## Stated goal
What follows are records. Restate all of them word for word.

## Stored rows
[START]
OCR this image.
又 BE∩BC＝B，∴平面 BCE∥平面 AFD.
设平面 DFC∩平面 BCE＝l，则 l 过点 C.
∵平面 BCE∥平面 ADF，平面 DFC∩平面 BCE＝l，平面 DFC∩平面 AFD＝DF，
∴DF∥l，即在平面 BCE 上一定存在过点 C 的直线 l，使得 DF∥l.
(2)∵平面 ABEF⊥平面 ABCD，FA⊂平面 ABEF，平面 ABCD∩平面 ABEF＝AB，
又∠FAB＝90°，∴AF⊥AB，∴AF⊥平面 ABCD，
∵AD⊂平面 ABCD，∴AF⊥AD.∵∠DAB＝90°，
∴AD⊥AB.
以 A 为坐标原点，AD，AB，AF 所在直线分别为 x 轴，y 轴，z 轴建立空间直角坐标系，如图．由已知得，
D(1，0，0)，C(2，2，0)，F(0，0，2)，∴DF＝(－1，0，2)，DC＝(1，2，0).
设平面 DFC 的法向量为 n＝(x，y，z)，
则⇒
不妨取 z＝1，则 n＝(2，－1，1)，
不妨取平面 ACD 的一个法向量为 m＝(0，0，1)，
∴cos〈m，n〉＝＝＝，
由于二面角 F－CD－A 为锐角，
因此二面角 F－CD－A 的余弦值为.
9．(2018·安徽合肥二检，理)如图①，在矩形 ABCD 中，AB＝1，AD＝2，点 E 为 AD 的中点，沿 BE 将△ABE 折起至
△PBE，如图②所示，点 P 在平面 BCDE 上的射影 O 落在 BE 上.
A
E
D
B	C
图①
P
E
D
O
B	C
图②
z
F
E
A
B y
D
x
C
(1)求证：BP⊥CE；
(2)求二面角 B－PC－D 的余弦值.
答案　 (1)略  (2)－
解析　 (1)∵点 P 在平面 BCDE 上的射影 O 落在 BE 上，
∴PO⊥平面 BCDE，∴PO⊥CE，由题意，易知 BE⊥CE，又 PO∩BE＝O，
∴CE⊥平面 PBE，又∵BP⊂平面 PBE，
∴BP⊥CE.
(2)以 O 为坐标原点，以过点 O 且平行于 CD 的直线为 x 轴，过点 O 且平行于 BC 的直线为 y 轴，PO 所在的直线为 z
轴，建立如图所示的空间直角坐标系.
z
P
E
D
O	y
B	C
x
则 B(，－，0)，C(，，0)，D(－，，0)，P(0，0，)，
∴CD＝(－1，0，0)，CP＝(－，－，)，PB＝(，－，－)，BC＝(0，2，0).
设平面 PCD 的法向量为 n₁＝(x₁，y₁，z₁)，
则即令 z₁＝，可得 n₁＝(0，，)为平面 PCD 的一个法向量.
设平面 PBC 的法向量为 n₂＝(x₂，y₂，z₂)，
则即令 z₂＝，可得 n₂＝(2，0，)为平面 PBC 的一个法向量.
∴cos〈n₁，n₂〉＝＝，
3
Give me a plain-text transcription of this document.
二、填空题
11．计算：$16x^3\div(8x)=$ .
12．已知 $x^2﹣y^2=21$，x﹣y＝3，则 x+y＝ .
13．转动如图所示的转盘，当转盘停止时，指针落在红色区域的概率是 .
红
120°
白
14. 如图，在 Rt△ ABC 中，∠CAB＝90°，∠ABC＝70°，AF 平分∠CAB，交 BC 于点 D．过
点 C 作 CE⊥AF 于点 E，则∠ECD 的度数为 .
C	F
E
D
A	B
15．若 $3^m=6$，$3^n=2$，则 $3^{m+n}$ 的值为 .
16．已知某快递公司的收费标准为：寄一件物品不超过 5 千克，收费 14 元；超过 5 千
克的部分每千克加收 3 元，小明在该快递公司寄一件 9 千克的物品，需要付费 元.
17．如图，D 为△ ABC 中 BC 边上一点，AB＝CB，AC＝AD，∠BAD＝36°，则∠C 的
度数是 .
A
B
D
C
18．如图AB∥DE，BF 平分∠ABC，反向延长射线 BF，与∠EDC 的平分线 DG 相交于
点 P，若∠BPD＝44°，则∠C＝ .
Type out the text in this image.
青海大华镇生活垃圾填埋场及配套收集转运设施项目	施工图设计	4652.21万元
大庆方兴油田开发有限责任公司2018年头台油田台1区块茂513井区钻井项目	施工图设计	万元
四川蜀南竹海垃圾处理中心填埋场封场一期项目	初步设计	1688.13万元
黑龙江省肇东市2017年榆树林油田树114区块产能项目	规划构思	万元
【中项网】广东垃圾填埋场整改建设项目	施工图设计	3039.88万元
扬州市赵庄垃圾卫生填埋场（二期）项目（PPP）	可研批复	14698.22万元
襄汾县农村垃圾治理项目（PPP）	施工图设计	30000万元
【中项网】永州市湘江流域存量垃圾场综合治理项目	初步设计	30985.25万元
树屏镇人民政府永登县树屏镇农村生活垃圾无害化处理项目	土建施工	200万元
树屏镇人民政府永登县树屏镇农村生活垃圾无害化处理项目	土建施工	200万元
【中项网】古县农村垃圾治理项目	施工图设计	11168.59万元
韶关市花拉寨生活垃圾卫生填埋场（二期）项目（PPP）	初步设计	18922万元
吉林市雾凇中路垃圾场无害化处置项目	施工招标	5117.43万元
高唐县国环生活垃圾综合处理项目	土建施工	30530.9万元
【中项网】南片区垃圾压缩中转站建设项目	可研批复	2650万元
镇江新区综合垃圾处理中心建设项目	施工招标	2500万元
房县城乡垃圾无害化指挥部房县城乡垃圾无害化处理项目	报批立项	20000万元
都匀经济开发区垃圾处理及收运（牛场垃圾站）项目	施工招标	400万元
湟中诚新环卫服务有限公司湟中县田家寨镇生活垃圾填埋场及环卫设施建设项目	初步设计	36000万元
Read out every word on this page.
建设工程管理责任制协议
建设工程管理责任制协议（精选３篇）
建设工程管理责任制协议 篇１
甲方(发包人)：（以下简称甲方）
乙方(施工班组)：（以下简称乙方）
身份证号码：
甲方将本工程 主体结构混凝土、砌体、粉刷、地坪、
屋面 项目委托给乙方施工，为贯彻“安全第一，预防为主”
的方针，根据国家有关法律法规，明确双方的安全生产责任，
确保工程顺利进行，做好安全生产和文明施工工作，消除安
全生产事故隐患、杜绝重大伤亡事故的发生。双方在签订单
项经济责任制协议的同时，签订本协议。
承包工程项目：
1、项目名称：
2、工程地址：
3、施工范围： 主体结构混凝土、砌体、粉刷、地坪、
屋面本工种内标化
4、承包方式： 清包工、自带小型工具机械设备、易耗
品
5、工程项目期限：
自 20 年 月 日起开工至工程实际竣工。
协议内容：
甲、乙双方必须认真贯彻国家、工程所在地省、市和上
[END]
## Solved exercise
OCR this image.
又 BE∩BC＝B，∴平面 BCE∥平面 AFD.
设平面 DFC∩平面 BCE＝l，则 l 过点 C.
∵平面 BCE∥平面 ADF，平面 DFC∩平面 BCE＝l，平面 DFC∩平面 AFD＝DF，
∴DF∥l，即在平面 BCE 上一定存在过点 C 的直线 l，使得 DF∥l.
(2)∵平面 ABEF⊥平面 ABCD，FA⊂平面 ABEF，平面 ABCD∩平面 ABEF＝AB，
又∠FAB＝90°，∴AF⊥AB，∴AF⊥平面 ABCD，
∵AD⊂平面 ABCD，∴AF⊥AD.∵∠DAB＝90°，
∴AD⊥AB.
以 A 为坐标原点，AD，AB，AF 所在直线分别为 x 轴，y 轴，z 轴建立空间直角坐标系，如图．由已知得，
D(1，0，0)，C(2，2，0)，F(0，0，2)，∴DF＝(－1，0，2)，DC＝(1，2，0).
设平面 DFC 的法向量为 n＝(x，y，z)，
则⇒
不妨取 z＝1，则 n＝(2，－1，1)，
不妨取平面 ACD 的一个法向量为 m＝(0，0，1)，
∴cos〈m，n〉＝＝＝，
由于二面角 F－CD－A 为锐角，
因此二面角 F－CD－A 的余弦值为.
9．(2018·安徽合肥二检，理)如图①，在矩形 ABCD 中，AB＝1，AD＝2，点 E 为 AD 的中点，沿 BE 将△ABE 折起至
△PBE，如图②所示，点 P 在平面 BCDE 上的射影 O 落在 BE 上.
A
E
D
B	C
图①
P
E
D
O
B	C
图②
z
F
E
A
B y
D
x
C
(1)求证：BP⊥CE；
(2)求二面角 B－PC－D 的余弦值.
答案　 (1)略  (2)－
解析　 (1)∵点 P 在平面 BCDE 上的射影 O 落在 BE 上，
∴PO⊥平面 BCDE，∴PO⊥CE，由题意，易知 BE⊥CE，又 PO∩BE＝O，
∴CE⊥平面 PBE，又∵BP⊂平面 PBE，
∴BP⊥CE.
(2)以 O 为坐标原点，以过点 O 且平行于 CD 的直线为 x 轴，过点 O 且平行于 BC 的直线为 y 轴，PO 所在的直线为 z
轴，建立如图所示的空间直角坐标系.
z
P
E
D
O	y
B	C
x
则 B(，－，0)，C(，，0)，D(－，，0)，P(0，0，)，
∴CD＝(－1，0，0)，CP＝(－，－，)，PB＝(，－，－)，BC＝(0，2，0).
设平面 PCD 的法向量为 n₁＝(x₁，y₁，z₁)，
则即令 z₁＝，可得 n₁＝(0，，)为平面 PCD 的一个法向量.
设平面 PBC 的法向量为 n₂＝(x₂，y₂，z₂)，
则即令 z₂＝，可得 n₂＝(2，0，)为平面 PBC 的一个法向量.
∴cos〈n₁，n₂〉＝＝，
3
Give me a plain-text transcription of this document.
二、填空题
11．计算：$16x^3\div(8x)=$ .
12．已知 $x^2﹣y^2=21$，x﹣y＝3，则 x+y＝ .
13．转动如图所示的转盘，当转盘停止时，指针落在红色区域的概率是 .
红
120°
白
14. 如图，在 Rt△ ABC 中，∠CAB＝90°，∠ABC＝70°，AF 平分∠CAB，交 BC 于点 D．过
点 C 作 CE⊥AF 于点 E，则∠ECD 的度数为 .
C	F
E
D
A	B
15．若 $3^m=6$，$3^n=2$，则 $3^{m+n}$ 的值为 .
16．已知某快递公司的收费标准为：寄一件物品不超过 5 千克，收费 14 元；超过 5 千
克的部分每千克加收 3 元，小明在该快递公司寄一件 9 千克的物品，需要付费 元.
17．如图，D 为△ ABC 中 BC 边上一点，AB＝CB，AC＝AD，∠BAD＝36°，则∠C 的
度数是 .
A
B
D
C
18．如图AB∥DE，BF 平分∠ABC，反向延长射线 BF，与∠EDC 的平分线 DG 相交于
点 P，若∠BPD＝44°，则∠C＝ .
Type out the text in this image.
青海大华镇生活垃圾填埋场及配套收集转运设施项目	施工图设计	4652.21万元
大庆方兴油田开发有限责任公司2018年头台油田台1区块茂513井区钻井项目	施工图设计	万元
四川蜀南竹海垃圾处理中心填埋场封场一期项目	初步设计	1688.13万元
黑龙江省肇东市2017年榆树林油田树114区块产能项目	规划构思	万元
【中项网】广东垃圾填埋场整改建设项目	施工图设计	3039.88万元
扬州市赵庄垃圾卫生填埋场（二期）项目（PPP）	可研批复	14698.22万元
襄汾县农村垃圾治理项目（PPP）	施工图设计	30000万元
【中项网】永州市湘江流域存量垃圾场综合治理项目	初步设计	30985.25万元
树屏镇人民政府永登县树屏镇农村生活垃圾无害化处理项目	土建施工	200万元
树屏镇人民政府永登县树屏镇农村生活垃圾无害化处理项目	土建施工	200万元
【中项网】古县农村垃圾治理项目	施工图设计	11168.59万元
韶关市花拉寨生活垃圾卫生填埋场（二期）项目（PPP）	初步设计	18922万元
吉林市雾凇中路垃圾场无害化处置项目	施工招标	5117.43万元
高唐县国环生活垃圾综合处理项目	土建施工	30530.9万元
【中项网】南片区垃圾压缩中转站建设项目	可研批复	2650万元
镇江新区综合垃圾处理中心建设项目	施工招标	2500万元
房县城乡垃圾无害化指挥部房县城乡垃圾无害化处理项目	报批立项	20000万元
都匀经济开发区垃圾处理及收运（牛场垃圾站）项目	施工招标	400万元
湟中诚新环卫服务有限公司湟中县田家寨镇生活垃圾填埋场及环卫设施建设项目	初步设计	36000万元
Read out every word on this page.
建设工程管理责任制协议
建设工程管理责任制协议（精选３篇）
建设工程管理责任制协议 篇１
甲方(发包人)：（以下简称甲方）
乙方(施工班组)：（以下简称乙方）
身份证号码：
甲方将本工程 主体结构混凝土、砌体、粉刷、地坪、
屋面 项目委托给乙方施工，为贯彻“安全第一，预防为主”
的方针，根据国家有关法律法规，明确双方的安全生产责任，
确保工程顺利进行，做好安全生产和文明施工工作，消除安
全生产事故隐患、杜绝重大伤亡事故的发生。双方在签订单
项经济责任制协议的同时，签订本协议。
承包工程项目：
1、项目名称：
2、工程地址：
3、施工范围： 主体结构混凝土、砌体、粉刷、地坪、
屋面本工种内标化
4、承包方式： 清包工、自带小型工具机械设备、易耗
品
5、工程项目期限：
自 20 年 月 日起开工至工程实际竣工。
协议内容：
甲、乙双方必须认真贯彻国家、工程所在地省、市和上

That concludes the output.